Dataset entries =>
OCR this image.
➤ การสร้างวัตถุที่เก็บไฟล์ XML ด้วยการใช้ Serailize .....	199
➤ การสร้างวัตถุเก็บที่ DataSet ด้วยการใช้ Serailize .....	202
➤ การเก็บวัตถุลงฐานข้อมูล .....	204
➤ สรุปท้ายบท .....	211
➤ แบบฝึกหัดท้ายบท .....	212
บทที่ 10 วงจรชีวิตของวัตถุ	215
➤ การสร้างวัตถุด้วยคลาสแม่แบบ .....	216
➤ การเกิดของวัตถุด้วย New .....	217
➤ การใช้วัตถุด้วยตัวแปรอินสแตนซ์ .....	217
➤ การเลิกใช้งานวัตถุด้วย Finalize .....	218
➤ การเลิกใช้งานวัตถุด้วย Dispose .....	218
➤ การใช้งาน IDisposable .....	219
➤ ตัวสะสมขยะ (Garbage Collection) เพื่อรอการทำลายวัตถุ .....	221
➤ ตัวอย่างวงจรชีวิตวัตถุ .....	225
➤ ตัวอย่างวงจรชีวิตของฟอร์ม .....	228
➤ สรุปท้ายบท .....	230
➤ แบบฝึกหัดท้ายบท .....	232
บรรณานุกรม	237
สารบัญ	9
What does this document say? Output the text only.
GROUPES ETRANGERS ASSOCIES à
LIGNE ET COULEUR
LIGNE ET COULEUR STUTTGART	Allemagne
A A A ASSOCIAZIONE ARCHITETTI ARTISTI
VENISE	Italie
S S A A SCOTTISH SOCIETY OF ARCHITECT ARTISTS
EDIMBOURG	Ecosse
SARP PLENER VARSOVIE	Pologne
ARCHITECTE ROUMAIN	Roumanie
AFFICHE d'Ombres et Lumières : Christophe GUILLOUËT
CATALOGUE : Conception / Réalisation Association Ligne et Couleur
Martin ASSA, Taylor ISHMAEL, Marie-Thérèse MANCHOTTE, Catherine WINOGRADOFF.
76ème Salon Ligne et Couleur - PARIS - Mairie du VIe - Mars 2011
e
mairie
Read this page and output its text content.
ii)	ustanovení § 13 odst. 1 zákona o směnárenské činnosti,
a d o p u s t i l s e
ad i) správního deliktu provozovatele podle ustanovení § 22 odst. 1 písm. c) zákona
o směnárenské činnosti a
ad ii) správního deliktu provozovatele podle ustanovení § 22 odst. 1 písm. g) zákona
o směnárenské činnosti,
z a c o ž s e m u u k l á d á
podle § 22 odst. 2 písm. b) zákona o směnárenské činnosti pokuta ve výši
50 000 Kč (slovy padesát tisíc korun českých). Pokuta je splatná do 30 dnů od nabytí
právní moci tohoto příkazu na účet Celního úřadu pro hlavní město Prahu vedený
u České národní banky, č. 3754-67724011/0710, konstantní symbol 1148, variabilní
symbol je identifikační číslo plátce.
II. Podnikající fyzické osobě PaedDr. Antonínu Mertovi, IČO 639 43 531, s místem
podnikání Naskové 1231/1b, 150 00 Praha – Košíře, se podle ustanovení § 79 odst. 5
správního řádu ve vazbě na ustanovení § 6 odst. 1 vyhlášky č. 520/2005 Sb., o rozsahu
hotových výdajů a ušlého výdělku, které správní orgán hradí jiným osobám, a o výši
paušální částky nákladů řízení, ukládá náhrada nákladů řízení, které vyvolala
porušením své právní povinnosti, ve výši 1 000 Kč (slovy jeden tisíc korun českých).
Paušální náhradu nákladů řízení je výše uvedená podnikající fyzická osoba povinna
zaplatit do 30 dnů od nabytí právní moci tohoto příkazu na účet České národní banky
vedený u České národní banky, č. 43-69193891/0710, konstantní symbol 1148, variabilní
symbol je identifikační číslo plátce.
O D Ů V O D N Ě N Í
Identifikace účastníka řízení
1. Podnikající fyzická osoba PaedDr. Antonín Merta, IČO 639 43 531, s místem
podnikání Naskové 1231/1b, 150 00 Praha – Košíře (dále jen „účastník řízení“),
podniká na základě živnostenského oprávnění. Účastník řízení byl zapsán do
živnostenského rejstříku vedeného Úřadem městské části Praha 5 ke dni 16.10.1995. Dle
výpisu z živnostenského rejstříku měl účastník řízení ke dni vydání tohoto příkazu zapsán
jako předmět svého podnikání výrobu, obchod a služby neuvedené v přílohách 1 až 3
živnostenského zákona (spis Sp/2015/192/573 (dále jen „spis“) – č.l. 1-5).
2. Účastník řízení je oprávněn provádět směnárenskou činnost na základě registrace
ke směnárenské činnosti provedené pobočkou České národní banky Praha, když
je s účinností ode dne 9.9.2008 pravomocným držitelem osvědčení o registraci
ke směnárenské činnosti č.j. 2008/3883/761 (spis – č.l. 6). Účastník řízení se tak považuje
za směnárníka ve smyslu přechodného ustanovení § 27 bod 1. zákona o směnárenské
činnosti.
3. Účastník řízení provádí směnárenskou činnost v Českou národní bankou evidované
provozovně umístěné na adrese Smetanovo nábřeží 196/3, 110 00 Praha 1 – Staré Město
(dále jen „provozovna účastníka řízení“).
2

Stated goal => Write out the entries above once more, without altering anything.

In response =>
OCR this image.
➤ การสร้างวัตถุที่เก็บไฟล์ XML ด้วยการใช้ Serailize .....	199
➤ การสร้างวัตถุเก็บที่ DataSet ด้วยการใช้ Serailize .....	202
➤ การเก็บวัตถุลงฐานข้อมูล .....	204
➤ สรุปท้ายบท .....	211
➤ แบบฝึกหัดท้ายบท .....	212
บทที่ 10 วงจรชีวิตของวัตถุ	215
➤ การสร้างวัตถุด้วยคลาสแม่แบบ .....	216
➤ การเกิดของวัตถุด้วย New .....	217
➤ การใช้วัตถุด้วยตัวแปรอินสแตนซ์ .....	217
➤ การเลิกใช้งานวัตถุด้วย Finalize .....	218
➤ การเลิกใช้งานวัตถุด้วย Dispose .....	218
➤ การใช้งาน IDisposable .....	219
➤ ตัวสะสมขยะ (Garbage Collection) เพื่อรอการทำลายวัตถุ .....	221
➤ ตัวอย่างวงจรชีวิตวัตถุ .....	225
➤ ตัวอย่างวงจรชีวิตของฟอร์ม .....	228
➤ สรุปท้ายบท .....	230
➤ แบบฝึกหัดท้ายบท .....	232
บรรณานุกรม	237
สารบัญ	9
What does this document say? Output the text only.
GROUPES ETRANGERS ASSOCIES à
LIGNE ET COULEUR
LIGNE ET COULEUR STUTTGART	Allemagne
A A A ASSOCIAZIONE ARCHITETTI ARTISTI
VENISE	Italie
S S A A SCOTTISH SOCIETY OF ARCHITECT ARTISTS
EDIMBOURG	Ecosse
SARP PLENER VARSOVIE	Pologne
ARCHITECTE ROUMAIN	Roumanie
AFFICHE d'Ombres et Lumières : Christophe GUILLOUËT
CATALOGUE : Conception / Réalisation Association Ligne et Couleur
Martin ASSA, Taylor ISHMAEL, Marie-Thérèse MANCHOTTE, Catherine WINOGRADOFF.
76ème Salon Ligne et Couleur - PARIS - Mairie du VIe - Mars 2011
e
mairie
Read this page and output its text content.
ii)	ustanovení § 13 odst. 1 zákona o směnárenské činnosti,
a d o p u s t i l s e
ad i) správního deliktu provozovatele podle ustanovení § 22 odst. 1 písm. c) zákona
o směnárenské činnosti a
ad ii) správního deliktu provozovatele podle ustanovení § 22 odst. 1 písm. g) zákona
o směnárenské činnosti,
z a c o ž s e m u u k l á d á
podle § 22 odst. 2 písm. b) zákona o směnárenské činnosti pokuta ve výši
50 000 Kč (slovy padesát tisíc korun českých). Pokuta je splatná do 30 dnů od nabytí
právní moci tohoto příkazu na účet Celního úřadu pro hlavní město Prahu vedený
u České národní banky, č. 3754-67724011/0710, konstantní symbol 1148, variabilní
symbol je identifikační číslo plátce.
II. Podnikající fyzické osobě PaedDr. Antonínu Mertovi, IČO 639 43 531, s místem
podnikání Naskové 1231/1b, 150 00 Praha – Košíře, se podle ustanovení § 79 odst. 5
správního řádu ve vazbě na ustanovení § 6 odst. 1 vyhlášky č. 520/2005 Sb., o rozsahu
hotových výdajů a ušlého výdělku, které správní orgán hradí jiným osobám, a o výši
paušální částky nákladů řízení, ukládá náhrada nákladů řízení, které vyvolala
porušením své právní povinnosti, ve výši 1 000 Kč (slovy jeden tisíc korun českých).
Paušální náhradu nákladů řízení je výše uvedená podnikající fyzická osoba povinna
zaplatit do 30 dnů od nabytí právní moci tohoto příkazu na účet České národní banky
vedený u České národní banky, č. 43-69193891/0710, konstantní symbol 1148, variabilní
symbol je identifikační číslo plátce.
O D Ů V O D N Ě N Í
Identifikace účastníka řízení
1. Podnikající fyzická osoba PaedDr. Antonín Merta, IČO 639 43 531, s místem
podnikání Naskové 1231/1b, 150 00 Praha – Košíře (dále jen „účastník řízení“),
podniká na základě živnostenského oprávnění. Účastník řízení byl zapsán do
živnostenského rejstříku vedeného Úřadem městské části Praha 5 ke dni 16.10.1995. Dle
výpisu z živnostenského rejstříku měl účastník řízení ke dni vydání tohoto příkazu zapsán
jako předmět svého podnikání výrobu, obchod a služby neuvedené v přílohách 1 až 3
živnostenského zákona (spis Sp/2015/192/573 (dále jen „spis“) – č.l. 1-5).
2. Účastník řízení je oprávněn provádět směnárenskou činnost na základě registrace
ke směnárenské činnosti provedené pobočkou České národní banky Praha, když
je s účinností ode dne 9.9.2008 pravomocným držitelem osvědčení o registraci
ke směnárenské činnosti č.j. 2008/3883/761 (spis – č.l. 6). Účastník řízení se tak považuje
za směnárníka ve smyslu přechodného ustanovení § 27 bod 1. zákona o směnárenské
činnosti.
3. Účastník řízení provádí směnárenskou činnost v Českou národní bankou evidované
provozovně umístěné na adrese Smetanovo nábřeží 196/3, 110 00 Praha 1 – Staré Město
(dále jen „provozovna účastníka řízení“).
2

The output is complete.